### [Stored records]
----------
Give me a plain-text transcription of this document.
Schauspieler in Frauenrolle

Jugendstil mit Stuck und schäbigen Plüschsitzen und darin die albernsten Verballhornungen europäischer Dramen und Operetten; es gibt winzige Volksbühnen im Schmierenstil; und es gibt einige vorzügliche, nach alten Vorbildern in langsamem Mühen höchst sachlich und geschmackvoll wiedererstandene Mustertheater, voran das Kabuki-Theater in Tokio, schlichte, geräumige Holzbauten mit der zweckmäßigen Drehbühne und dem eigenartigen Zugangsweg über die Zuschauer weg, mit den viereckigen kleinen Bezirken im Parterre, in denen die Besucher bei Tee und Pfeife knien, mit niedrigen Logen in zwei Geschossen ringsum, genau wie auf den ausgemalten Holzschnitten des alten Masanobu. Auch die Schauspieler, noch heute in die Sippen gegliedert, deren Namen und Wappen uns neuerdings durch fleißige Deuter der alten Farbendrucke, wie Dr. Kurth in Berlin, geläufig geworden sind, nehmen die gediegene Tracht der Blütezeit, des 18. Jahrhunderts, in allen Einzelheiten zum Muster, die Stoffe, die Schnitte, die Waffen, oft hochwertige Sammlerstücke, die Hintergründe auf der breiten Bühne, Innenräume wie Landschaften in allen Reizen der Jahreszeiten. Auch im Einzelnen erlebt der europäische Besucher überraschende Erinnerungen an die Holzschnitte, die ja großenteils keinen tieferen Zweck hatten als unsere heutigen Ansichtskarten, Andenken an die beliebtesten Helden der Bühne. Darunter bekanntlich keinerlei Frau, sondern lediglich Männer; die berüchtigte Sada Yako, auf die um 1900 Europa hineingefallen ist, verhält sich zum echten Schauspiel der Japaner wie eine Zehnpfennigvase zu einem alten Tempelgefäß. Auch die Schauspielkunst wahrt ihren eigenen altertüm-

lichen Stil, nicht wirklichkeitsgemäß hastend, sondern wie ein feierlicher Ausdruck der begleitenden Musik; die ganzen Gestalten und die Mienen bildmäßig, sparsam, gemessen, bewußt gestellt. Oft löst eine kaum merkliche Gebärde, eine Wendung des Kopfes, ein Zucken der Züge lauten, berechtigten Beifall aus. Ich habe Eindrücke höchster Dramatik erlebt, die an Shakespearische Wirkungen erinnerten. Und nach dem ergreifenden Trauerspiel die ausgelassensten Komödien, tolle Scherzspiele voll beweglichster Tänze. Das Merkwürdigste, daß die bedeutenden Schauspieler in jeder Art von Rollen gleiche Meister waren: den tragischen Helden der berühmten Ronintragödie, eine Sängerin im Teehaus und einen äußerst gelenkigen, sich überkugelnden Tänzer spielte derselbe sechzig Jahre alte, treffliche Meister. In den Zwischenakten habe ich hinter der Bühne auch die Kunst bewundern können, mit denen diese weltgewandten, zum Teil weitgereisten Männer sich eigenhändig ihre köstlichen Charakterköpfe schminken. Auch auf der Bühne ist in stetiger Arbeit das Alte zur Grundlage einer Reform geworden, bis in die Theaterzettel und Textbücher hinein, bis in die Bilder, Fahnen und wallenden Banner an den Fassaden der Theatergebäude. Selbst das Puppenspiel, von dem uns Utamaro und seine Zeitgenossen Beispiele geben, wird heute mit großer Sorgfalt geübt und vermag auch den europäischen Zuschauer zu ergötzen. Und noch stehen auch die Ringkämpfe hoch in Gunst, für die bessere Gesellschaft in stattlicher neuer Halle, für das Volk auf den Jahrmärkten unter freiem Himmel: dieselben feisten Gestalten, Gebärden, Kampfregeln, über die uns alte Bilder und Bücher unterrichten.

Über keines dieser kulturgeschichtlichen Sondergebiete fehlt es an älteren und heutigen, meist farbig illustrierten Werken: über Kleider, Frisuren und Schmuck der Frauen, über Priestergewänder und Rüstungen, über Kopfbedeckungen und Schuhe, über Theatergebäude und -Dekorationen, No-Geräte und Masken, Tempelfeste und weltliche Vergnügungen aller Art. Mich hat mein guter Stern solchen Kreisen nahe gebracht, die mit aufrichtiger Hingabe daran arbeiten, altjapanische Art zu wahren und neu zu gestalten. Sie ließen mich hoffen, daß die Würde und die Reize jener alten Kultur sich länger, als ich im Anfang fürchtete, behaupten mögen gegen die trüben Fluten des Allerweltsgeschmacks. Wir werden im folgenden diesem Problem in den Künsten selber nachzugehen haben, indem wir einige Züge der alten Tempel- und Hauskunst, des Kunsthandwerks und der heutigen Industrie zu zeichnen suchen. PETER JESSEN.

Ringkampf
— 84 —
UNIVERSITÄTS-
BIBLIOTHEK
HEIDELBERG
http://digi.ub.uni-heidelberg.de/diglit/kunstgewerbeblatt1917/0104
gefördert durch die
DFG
----------
Gather each line in the entries above where the string "durch" is found.

### [Solved problem]
Jugendstil mit Stuck und schäbigen Plüschsitzen und darin die albernsten Verballhornungen europäischer Dramen und Operetten; es gibt winzige Volksbühnen im Schmierenstil; und es gibt einige vorzügliche, nach alten Vorbildern in langsamem Mühen höchst sachlich und geschmackvoll wiedererstandene Mustertheater, voran das Kabuki-Theater in Tokio, schlichte, geräumige Holzbauten mit der zweckmäßigen Drehbühne und dem eigenartigen Zugangsweg über die Zuschauer weg, mit den viereckigen kleinen Bezirken im Parterre, in denen die Besucher bei Tee und Pfeife knien, mit niedrigen Logen in zwei Geschossen ringsum, genau wie auf den ausgemalten Holzschnitten des alten Masanobu. Auch die Schauspieler, noch heute in die Sippen gegliedert, deren Namen und Wappen uns neuerdings durch fleißige Deuter der alten Farbendrucke, wie Dr. Kurth in Berlin, geläufig geworden sind, nehmen die gediegene Tracht der Blütezeit, des 18. Jahrhunderts, in allen Einzelheiten zum Muster, die Stoffe, die Schnitte, die Waffen, oft hochwertige Sammlerstücke, die Hintergründe auf der breiten Bühne, Innenräume wie Landschaften in allen Reizen der Jahreszeiten. Auch im Einzelnen erlebt der europäische Besucher überraschende Erinnerungen an die Holzschnitte, die ja großenteils keinen tieferen Zweck hatten als unsere heutigen Ansichtskarten, Andenken an die beliebtesten Helden der Bühne. Darunter bekanntlich keinerlei Frau, sondern lediglich Männer; die berüchtigte Sada Yako, auf die um 1900 Europa hineingefallen ist, verhält sich zum echten Schauspiel der Japaner wie eine Zehnpfennigvase zu einem alten Tempelgefäß. Auch die Schauspielkunst wahrt ihren eigenen altertüm-
gefördert durch die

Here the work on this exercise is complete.